Stated problem:
Count every line that has the word "西方的沒落" in it; give no more than the number.
-------- Listed records
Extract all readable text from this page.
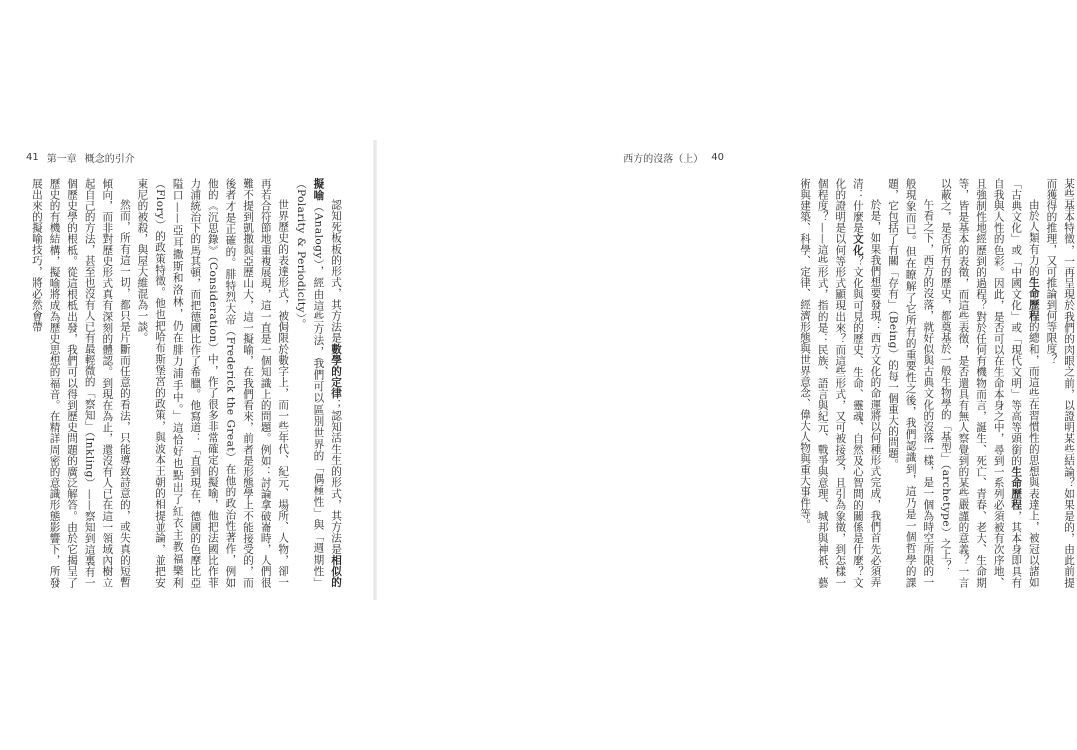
41 第一章 概念的引介

認知死板板的形式，其方法是數學的定律；認知活生生的形式，其方法是相似的擬喻（Analogy），經由這些方法，我們可以區別世界的「偶極性」與「週期性」（Polarity & Periodicity）。

世界歷史的表達形式，被侷限於數字上，而一些年代、紀元、場所、人物，卻一再若合符節地重複展現，這一直是一個知識上的問題。例如：討論拿破崙時，人們很難不提到凱撒與亞歷山大，這一擬喻，在我們看來，前者是形態學上不能接受的，而後者才是正確的。腓特烈大帝（Frederick the Great）在他的政治性著作，例如他的《沉思錄》（Consideration）中，作了很多非常確定的擬喻，他把法國比作菲力浦統治下的馬其頓，而把德國比作了希臘。他寫道：「直到現在，德國的色摩比亞隘口——亞耳撒斯和洛林，仍在腓力浦手中。」這恰好也點出了紅衣主教福樂利（Flory）的政策特徵。他也把哈布斯堡宮的政策，與波本王朝的相提並論，並把安東尼的被殺，與屋大維混為一談。

然而，所有這一切，都只是片斷而任意的看法，只能導致詩意的，或失真的短暫傾向，而非對歷史形式真有深刻的體認。到現在為止，還沒有人已在這一領域內樹立起自己的方法，甚至也沒有人已有最輕微的「察知」（Inkling）——察知到這裏有一個歷史學的根柢。從這根柢出發，我們可以得到歷史問題的廣泛解答。由於它揭呈了歷史的有機結構，擬喻將成為歷史思想的福音。在精詳周密的意識形態影響下，所發展出來的擬喻技巧，將必然會帶

西方的沒落（上） 40

某些基本特徵，一再呈現於我們的肉眼之前，以證明某些結論？如果是的，由此前提而獲得的推理，又可推論到何等限度？

由於人類有力的生命歷程的總和，而這些在習慣性的思想與表達上，被冠以諸如「古典文化」或「中國文化」或「現代文明」等高等頭銜的生命歷程，其本身即具有自我與人性的色彩。因此，是否可以在生命本身之中，尋到一系列必須被有次序地、且強制性地經歷到的過程？對於任何有機物而言，誕生、死亡、青春、老大、生命期等，皆是基本的表徵，而這些表徵，是否還具有無人察覺到的某些嚴謹的意義？一言以蔽之，是否所有的歷史，都奠基於一般生物學的「基型」（archetype）之上？

午看之下，西方的沒落，就好似與古典文化的沒落一樣，是一個為時空所限的一般現象而已。但在瞭解了它所有的重要性之後，我們認識到，這乃是一個哲學的課題，它包括了有關「存有」（Being）的每一個重大的問題。

於是，如果我們想要發現：西方文化的命運將以何種形式完成，我們首先必須弄清：什麼是文化？文化與可見的歷史、生命、靈魂、自然及心智間的關係是什麼？文化的證明是以何等形式顯現出來？而這些形式，又可被接受，且引為象徵，到怎樣一個程度？——這些形式，指的是：民族、語言與紀元、戰爭與意理、城邦與神祇、藝術與建築、科學、定律、經濟形態與世界意念、偉大人物與重大事件等。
----------------
Result of the exercise:
2